* REQUIRED WORK
Report back each line of the records that contains the string "mají".

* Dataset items
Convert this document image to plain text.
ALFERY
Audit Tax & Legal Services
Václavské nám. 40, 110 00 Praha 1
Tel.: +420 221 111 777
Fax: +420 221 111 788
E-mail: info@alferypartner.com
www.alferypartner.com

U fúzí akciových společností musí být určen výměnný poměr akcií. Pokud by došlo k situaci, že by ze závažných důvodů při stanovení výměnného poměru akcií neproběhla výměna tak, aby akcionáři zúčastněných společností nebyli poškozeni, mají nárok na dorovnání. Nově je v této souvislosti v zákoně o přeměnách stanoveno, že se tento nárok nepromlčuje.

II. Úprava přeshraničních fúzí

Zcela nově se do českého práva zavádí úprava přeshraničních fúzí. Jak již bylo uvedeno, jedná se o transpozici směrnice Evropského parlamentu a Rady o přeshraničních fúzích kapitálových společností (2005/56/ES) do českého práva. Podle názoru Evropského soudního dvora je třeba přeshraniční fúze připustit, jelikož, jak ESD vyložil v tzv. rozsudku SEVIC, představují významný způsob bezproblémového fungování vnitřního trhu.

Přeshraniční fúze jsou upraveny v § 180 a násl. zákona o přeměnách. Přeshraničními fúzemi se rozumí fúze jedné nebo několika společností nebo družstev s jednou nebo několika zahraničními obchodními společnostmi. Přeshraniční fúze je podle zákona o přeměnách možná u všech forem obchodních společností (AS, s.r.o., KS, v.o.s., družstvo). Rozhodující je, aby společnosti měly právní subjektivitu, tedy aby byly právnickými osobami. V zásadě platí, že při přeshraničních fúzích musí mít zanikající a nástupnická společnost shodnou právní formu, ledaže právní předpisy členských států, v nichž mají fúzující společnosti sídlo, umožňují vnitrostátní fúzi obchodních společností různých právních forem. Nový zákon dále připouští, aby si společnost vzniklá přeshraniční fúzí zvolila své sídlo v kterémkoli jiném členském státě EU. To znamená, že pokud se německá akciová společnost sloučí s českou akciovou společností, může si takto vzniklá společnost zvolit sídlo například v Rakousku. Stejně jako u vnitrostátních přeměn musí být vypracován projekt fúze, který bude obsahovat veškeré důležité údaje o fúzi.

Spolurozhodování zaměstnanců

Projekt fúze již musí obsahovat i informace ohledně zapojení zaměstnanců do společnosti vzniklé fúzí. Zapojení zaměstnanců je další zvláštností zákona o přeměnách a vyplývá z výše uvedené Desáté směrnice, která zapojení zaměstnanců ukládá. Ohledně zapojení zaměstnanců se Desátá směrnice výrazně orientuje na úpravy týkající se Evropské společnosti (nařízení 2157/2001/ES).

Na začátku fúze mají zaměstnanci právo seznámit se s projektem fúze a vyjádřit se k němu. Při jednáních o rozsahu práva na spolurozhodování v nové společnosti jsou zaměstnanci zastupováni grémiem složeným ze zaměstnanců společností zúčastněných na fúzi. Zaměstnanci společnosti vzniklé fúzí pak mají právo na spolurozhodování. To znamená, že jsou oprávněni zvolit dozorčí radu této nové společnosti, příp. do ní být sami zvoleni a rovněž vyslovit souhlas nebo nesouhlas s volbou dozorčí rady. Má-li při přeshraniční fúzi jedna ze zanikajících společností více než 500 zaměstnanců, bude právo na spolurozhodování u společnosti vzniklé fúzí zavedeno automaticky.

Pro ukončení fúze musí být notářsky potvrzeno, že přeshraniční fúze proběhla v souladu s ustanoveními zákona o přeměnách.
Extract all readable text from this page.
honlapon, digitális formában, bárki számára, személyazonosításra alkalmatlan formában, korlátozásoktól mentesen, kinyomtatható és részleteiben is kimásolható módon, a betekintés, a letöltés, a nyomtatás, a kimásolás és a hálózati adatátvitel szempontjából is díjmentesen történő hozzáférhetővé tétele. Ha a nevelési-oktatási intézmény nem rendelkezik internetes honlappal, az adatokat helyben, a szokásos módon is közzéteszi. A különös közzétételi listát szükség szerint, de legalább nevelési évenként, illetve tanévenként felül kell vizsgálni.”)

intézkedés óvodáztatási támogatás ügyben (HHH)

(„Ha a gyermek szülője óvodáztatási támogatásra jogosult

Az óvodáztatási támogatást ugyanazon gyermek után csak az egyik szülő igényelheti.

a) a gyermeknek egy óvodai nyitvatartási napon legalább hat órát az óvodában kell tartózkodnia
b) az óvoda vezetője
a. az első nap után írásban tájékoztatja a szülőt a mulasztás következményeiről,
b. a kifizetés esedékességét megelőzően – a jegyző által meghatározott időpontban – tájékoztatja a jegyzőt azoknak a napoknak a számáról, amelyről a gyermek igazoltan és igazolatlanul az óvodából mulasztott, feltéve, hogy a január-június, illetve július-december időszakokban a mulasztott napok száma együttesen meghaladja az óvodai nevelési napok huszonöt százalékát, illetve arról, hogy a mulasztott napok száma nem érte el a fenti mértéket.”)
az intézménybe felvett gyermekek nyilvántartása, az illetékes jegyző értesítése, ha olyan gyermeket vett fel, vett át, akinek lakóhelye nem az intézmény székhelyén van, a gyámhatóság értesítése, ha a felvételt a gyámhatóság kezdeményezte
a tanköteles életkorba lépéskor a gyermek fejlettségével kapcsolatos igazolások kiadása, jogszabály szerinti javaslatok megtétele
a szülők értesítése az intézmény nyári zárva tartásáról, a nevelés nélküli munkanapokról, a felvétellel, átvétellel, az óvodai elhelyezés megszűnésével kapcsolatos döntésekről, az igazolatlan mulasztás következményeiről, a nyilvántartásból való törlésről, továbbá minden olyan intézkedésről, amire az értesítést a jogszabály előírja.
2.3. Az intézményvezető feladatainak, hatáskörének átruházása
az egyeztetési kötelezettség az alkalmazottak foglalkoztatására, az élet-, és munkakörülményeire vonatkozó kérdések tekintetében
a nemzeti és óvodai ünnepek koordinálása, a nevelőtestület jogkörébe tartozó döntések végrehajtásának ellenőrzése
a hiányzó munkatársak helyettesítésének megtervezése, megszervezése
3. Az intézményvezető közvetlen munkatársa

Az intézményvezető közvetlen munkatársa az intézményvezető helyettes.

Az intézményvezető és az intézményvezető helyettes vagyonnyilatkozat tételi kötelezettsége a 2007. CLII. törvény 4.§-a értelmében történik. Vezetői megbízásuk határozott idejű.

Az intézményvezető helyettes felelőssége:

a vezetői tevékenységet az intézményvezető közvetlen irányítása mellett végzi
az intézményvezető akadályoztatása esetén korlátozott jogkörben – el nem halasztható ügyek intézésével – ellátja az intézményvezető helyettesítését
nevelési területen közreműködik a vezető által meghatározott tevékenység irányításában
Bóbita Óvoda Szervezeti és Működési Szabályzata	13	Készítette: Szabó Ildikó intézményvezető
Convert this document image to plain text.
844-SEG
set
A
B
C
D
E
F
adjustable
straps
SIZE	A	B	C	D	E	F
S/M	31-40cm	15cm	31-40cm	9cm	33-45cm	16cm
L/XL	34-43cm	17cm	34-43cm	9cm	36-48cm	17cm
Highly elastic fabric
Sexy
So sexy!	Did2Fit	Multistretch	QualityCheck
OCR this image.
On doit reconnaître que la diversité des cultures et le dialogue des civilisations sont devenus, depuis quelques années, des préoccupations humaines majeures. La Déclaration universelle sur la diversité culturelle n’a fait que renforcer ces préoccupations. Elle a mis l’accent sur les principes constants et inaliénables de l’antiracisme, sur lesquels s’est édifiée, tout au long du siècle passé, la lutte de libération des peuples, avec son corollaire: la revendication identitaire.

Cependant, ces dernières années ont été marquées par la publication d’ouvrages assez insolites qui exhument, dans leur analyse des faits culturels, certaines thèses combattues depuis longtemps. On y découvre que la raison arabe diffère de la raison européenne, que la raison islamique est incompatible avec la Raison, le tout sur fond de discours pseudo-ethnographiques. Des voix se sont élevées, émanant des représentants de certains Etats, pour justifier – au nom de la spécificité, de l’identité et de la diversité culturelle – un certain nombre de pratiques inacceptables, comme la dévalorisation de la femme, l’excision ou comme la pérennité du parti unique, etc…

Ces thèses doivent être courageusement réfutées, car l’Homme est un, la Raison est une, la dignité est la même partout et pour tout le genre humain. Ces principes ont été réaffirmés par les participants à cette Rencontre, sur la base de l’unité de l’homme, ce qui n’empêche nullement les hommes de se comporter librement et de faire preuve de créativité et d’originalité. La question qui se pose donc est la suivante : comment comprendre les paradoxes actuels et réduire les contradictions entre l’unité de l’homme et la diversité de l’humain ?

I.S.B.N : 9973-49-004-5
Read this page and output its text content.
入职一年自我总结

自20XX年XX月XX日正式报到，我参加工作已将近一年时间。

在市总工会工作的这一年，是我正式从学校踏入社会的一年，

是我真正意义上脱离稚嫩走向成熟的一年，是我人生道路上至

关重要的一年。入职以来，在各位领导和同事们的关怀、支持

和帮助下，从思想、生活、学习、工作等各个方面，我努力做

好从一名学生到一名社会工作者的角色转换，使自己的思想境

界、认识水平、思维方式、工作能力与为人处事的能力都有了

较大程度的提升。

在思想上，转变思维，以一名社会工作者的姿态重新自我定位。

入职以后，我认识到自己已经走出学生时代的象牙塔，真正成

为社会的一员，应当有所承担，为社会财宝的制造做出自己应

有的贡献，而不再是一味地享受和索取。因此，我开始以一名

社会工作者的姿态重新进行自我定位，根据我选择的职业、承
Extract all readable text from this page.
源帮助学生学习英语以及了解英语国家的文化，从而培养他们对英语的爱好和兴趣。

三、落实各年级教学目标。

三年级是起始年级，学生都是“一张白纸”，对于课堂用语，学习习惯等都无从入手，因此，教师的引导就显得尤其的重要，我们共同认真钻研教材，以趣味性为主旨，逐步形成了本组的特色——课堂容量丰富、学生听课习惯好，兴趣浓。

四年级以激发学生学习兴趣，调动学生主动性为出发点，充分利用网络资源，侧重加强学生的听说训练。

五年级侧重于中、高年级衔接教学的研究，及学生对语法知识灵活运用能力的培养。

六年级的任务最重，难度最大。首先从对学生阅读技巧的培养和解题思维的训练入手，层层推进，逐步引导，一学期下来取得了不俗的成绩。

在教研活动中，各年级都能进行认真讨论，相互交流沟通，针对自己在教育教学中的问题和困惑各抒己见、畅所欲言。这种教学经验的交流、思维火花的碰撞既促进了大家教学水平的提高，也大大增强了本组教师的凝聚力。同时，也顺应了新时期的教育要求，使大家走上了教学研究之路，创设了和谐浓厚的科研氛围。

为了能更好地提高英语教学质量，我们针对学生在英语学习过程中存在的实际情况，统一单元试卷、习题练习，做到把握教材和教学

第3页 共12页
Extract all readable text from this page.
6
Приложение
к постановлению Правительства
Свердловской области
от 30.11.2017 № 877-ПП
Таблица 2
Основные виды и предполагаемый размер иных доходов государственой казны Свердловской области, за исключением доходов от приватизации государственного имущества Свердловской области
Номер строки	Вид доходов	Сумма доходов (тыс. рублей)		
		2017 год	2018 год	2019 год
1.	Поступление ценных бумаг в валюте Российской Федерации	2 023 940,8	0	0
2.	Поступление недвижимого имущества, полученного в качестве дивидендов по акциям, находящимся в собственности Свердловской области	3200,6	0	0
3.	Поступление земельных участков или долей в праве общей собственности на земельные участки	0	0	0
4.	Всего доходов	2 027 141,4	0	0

* RESPONSE
U fúzí akciových společností musí být určen výměnný poměr akcií. Pokud by došlo k situaci, že by ze závažných důvodů při stanovení výměnného poměru akcií neproběhla výměna tak, aby akcionáři zúčastněných společností nebyli poškozeni, mají nárok na dorovnání. Nově je v této souvislosti v zákoně o přeměnách stanoveno, že se tento nárok nepromlčuje.
Přeshraniční fúze jsou upraveny v § 180 a násl. zákona o přeměnách. Přeshraničními fúzemi se rozumí fúze jedné nebo několika společností nebo družstev s jednou nebo několika zahraničními obchodními společnostmi. Přeshraniční fúze je podle zákona o přeměnách možná u všech forem obchodních společností (AS, s.r.o., KS, v.o.s., družstvo). Rozhodující je, aby společnosti měly právní subjektivitu, tedy aby byly právnickými osobami. V zásadě platí, že při přeshraničních fúzích musí mít zanikající a nástupnická společnost shodnou právní formu, ledaže právní předpisy členských států, v nichž mají fúzující společnosti sídlo, umožňují vnitrostátní fúzi obchodních společností různých právních forem. Nový zákon dále připouští, aby si společnost vzniklá přeshraniční fúzí zvolila své sídlo v kterémkoli jiném členském státě EU. To znamená, že pokud se německá akciová společnost sloučí s českou akciovou společností, může si takto vzniklá společnost zvolit sídlo například v Rakousku. Stejně jako u vnitrostátních přeměn musí být vypracován projekt fúze, který bude obsahovat veškeré důležité údaje o fúzi.
Na začátku fúze mají zaměstnanci právo seznámit se s projektem fúze a vyjádřit se k němu. Při jednáních o rozsahu práva na spolurozhodování v nové společnosti jsou zaměstnanci zastupováni grémiem složeným ze zaměstnanců společností zúčastněných na fúzi. Zaměstnanci společnosti vzniklé fúzí pak mají právo na spolurozhodování. To znamená, že jsou oprávněni zvolit dozorčí radu této nové společnosti, příp. do ní být sami zvoleni a rovněž vyslovit souhlas nebo nesouhlas s volbou dozorčí rady. Má-li při přeshraniční fúzi jedna ze zanikajících společností více než 500 zaměstnanců, bude právo na spolurozhodování u společnosti vzniklé fúzí zavedeno automaticky.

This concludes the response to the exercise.